__WHAT YOU HAVE TO DO__
Within the listing below, locate all lines containing the word "ylabel". Copy each one.

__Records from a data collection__

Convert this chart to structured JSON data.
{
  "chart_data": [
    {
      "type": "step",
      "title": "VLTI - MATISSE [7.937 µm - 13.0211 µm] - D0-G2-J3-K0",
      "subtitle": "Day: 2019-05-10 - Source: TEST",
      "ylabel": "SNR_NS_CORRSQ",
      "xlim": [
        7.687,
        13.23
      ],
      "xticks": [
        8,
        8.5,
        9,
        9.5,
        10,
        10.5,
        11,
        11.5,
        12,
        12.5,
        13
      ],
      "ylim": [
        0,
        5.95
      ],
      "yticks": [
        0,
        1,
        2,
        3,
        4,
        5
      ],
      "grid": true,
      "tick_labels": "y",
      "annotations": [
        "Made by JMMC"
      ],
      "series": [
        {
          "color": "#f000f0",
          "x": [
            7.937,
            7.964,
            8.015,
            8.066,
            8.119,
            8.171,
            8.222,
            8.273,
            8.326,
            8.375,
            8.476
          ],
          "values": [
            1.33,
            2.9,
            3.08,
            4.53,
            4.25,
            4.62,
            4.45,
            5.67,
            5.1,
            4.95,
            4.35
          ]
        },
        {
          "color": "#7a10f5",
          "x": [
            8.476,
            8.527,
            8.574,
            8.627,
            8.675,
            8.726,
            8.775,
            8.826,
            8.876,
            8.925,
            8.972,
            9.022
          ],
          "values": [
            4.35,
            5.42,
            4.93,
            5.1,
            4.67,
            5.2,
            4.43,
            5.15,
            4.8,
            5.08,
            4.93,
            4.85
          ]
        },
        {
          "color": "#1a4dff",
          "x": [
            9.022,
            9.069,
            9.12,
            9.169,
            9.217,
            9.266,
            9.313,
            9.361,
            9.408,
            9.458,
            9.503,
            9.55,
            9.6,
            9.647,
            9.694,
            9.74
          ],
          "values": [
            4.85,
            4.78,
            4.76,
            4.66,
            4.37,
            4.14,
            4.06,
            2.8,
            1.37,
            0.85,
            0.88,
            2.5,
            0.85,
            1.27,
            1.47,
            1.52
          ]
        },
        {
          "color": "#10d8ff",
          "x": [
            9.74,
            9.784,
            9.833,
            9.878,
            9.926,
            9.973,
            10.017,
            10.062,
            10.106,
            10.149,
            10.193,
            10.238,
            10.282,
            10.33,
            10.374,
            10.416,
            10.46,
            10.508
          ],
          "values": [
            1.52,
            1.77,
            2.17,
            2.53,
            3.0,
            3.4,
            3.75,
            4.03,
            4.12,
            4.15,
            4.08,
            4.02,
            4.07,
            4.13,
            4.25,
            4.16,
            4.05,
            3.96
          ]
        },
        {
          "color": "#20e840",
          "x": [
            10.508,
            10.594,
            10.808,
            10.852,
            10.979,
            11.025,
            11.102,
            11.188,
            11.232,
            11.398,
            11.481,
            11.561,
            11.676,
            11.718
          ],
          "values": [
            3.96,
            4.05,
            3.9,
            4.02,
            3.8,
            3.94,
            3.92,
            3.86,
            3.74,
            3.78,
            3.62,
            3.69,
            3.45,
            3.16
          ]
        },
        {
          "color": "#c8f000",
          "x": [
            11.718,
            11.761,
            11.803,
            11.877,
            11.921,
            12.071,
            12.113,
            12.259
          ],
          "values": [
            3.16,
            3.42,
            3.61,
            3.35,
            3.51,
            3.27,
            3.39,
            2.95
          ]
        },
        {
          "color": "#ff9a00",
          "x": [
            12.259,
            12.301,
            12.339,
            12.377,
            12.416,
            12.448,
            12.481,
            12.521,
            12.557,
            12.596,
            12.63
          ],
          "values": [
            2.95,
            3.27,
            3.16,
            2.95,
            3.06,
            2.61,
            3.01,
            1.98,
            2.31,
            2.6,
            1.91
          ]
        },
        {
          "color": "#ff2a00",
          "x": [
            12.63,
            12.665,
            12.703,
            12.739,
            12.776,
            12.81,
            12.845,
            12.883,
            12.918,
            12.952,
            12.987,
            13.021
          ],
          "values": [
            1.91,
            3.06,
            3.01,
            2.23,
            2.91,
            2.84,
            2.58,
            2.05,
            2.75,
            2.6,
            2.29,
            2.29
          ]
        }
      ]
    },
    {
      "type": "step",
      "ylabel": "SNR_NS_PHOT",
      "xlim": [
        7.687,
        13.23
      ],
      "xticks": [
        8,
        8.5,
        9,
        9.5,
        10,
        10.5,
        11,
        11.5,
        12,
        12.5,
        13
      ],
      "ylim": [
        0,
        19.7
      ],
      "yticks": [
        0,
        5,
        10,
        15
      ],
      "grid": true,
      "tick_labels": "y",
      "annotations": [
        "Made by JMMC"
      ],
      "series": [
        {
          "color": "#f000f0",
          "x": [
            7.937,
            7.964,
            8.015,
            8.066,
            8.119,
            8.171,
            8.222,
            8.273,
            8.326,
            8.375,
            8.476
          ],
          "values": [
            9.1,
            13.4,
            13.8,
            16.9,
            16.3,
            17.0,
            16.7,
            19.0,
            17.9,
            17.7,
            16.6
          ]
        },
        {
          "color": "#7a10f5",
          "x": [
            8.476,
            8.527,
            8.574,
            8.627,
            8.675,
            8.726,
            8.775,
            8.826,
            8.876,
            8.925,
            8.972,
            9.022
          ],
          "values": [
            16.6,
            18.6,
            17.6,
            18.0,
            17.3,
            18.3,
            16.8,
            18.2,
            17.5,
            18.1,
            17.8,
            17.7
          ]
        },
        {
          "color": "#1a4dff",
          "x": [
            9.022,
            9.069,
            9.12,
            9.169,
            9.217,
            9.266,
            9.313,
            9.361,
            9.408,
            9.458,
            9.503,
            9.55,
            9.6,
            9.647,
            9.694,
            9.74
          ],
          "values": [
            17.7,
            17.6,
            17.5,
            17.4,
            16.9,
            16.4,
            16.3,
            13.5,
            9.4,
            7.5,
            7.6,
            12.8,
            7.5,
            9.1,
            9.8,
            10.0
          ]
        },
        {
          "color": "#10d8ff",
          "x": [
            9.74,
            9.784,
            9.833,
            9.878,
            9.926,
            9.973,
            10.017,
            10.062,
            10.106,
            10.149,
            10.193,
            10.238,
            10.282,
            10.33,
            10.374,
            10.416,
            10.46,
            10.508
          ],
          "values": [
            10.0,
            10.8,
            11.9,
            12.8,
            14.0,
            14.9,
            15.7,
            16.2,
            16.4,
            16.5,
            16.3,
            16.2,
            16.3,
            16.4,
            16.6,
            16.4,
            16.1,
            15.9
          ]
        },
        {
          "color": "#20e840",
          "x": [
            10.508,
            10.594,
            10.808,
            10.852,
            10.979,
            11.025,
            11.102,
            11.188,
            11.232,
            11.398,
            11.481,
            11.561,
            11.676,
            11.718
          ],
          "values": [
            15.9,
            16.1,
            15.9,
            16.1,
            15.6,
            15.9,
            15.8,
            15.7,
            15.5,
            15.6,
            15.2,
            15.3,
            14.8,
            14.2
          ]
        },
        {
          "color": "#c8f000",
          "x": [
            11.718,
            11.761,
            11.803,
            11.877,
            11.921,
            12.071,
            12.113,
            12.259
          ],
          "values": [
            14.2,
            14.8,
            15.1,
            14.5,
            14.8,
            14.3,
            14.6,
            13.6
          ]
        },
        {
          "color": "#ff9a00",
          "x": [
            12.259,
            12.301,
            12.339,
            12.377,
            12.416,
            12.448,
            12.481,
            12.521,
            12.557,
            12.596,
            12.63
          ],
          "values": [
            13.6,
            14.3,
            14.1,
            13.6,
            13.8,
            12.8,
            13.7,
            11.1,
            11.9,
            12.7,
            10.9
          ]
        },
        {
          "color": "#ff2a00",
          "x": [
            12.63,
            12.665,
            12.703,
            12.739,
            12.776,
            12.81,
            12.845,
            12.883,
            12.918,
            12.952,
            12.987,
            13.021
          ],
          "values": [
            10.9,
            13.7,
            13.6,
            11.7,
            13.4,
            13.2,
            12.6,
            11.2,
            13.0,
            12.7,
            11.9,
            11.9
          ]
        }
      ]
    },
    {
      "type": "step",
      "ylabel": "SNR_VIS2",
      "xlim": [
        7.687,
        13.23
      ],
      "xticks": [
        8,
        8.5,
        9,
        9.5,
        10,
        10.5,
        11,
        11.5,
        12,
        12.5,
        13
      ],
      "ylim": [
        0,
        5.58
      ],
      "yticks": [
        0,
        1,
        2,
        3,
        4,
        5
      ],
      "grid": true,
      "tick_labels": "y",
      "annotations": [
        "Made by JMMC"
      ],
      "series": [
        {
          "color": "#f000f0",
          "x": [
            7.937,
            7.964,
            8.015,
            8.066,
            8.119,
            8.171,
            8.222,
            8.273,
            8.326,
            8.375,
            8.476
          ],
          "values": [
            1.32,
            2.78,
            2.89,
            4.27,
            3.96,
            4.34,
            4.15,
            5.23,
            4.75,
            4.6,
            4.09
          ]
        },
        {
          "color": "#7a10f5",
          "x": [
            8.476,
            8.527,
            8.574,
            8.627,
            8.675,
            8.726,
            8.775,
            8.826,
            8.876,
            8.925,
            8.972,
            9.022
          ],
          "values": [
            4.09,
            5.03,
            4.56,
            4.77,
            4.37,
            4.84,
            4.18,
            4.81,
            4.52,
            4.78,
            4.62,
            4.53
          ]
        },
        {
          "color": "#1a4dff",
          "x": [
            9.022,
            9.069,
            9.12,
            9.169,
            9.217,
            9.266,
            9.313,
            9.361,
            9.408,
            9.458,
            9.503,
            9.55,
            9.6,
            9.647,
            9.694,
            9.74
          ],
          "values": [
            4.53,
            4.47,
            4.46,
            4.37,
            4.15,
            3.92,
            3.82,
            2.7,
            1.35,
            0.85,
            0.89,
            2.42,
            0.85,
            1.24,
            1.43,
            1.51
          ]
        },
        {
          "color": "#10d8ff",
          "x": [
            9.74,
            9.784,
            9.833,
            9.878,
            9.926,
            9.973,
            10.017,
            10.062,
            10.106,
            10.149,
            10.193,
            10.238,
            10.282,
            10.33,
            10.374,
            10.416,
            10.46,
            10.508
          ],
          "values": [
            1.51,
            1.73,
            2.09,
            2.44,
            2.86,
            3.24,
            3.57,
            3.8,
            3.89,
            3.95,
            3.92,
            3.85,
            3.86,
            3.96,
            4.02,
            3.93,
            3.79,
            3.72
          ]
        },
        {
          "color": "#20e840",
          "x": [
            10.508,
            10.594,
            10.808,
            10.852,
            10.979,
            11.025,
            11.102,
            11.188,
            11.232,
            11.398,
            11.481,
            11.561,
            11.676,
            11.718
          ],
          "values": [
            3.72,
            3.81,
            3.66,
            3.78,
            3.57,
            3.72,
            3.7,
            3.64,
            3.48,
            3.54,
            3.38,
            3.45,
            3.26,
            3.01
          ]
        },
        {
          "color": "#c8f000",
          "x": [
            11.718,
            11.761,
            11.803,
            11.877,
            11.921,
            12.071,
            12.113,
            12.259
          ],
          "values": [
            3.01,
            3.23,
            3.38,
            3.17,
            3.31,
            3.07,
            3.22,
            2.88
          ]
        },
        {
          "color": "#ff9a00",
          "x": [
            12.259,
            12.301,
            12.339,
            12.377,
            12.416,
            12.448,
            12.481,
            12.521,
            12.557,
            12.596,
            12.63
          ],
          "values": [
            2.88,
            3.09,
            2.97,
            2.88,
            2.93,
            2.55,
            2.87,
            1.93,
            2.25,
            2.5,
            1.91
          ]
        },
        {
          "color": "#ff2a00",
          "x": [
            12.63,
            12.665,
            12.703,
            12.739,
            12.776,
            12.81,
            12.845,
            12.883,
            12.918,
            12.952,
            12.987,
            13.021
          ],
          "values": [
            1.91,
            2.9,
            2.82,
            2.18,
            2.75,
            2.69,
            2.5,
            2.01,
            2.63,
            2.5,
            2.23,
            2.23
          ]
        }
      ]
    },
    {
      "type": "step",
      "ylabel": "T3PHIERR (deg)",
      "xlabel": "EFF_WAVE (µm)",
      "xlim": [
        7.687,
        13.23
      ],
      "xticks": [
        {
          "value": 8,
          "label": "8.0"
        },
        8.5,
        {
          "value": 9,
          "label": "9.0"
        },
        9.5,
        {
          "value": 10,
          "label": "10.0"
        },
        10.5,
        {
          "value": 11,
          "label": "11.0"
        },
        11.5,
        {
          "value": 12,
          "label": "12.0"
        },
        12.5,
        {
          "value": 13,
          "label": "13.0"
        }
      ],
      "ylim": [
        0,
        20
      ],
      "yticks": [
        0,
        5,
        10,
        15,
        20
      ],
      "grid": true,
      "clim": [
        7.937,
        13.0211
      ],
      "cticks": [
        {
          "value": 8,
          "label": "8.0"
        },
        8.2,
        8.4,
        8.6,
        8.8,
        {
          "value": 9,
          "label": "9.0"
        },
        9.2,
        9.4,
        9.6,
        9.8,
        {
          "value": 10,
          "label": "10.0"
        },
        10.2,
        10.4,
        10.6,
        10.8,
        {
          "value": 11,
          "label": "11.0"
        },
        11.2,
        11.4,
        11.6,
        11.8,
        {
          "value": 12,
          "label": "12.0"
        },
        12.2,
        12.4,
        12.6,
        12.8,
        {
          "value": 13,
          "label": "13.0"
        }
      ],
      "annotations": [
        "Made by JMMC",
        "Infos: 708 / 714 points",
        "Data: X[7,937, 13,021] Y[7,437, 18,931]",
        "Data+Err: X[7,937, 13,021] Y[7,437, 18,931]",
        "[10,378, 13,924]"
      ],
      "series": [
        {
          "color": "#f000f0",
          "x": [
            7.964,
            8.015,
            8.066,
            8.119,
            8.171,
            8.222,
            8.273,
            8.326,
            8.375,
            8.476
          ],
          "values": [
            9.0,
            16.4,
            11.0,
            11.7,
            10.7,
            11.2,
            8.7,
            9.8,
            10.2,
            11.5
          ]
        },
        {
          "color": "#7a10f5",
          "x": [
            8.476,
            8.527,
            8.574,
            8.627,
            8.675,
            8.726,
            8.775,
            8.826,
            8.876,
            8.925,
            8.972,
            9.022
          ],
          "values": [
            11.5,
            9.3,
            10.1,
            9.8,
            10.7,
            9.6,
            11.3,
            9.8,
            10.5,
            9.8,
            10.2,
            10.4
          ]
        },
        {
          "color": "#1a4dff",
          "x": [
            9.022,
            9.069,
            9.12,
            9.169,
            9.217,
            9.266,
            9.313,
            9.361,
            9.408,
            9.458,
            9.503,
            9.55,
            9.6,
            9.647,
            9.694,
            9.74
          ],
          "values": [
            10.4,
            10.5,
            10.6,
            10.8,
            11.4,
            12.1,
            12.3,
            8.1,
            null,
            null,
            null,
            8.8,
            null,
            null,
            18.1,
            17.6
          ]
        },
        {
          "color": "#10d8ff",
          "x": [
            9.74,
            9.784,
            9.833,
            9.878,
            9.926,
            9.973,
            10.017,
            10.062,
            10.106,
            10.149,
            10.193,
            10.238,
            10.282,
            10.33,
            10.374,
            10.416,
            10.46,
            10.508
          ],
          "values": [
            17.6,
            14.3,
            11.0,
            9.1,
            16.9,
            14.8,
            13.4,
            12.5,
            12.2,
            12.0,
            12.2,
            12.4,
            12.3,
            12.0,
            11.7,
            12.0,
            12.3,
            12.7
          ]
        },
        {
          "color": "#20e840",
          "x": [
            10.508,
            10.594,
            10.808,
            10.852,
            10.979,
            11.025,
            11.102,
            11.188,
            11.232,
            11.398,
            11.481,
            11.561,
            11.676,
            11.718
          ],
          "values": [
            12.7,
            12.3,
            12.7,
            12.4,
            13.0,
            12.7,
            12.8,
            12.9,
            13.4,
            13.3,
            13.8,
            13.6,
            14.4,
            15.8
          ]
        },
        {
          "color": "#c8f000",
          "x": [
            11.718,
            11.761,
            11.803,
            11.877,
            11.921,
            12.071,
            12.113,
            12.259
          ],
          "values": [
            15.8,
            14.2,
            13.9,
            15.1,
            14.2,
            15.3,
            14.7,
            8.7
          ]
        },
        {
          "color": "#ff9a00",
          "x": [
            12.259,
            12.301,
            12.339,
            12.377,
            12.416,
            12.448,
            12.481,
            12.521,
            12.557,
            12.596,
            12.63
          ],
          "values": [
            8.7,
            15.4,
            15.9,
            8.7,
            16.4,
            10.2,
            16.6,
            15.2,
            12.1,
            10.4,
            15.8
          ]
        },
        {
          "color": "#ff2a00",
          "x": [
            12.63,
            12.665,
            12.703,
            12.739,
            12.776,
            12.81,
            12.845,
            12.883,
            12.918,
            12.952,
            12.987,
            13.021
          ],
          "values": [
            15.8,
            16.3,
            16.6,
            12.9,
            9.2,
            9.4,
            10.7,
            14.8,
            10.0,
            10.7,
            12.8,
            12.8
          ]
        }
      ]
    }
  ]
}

__FINISHED ANSWER__
      "ylabel": "SNR_NS_CORRSQ",
      "ylabel": "SNR_NS_PHOT",
      "ylabel": "SNR_VIS2",
      "ylabel": "T3PHIERR (deg)",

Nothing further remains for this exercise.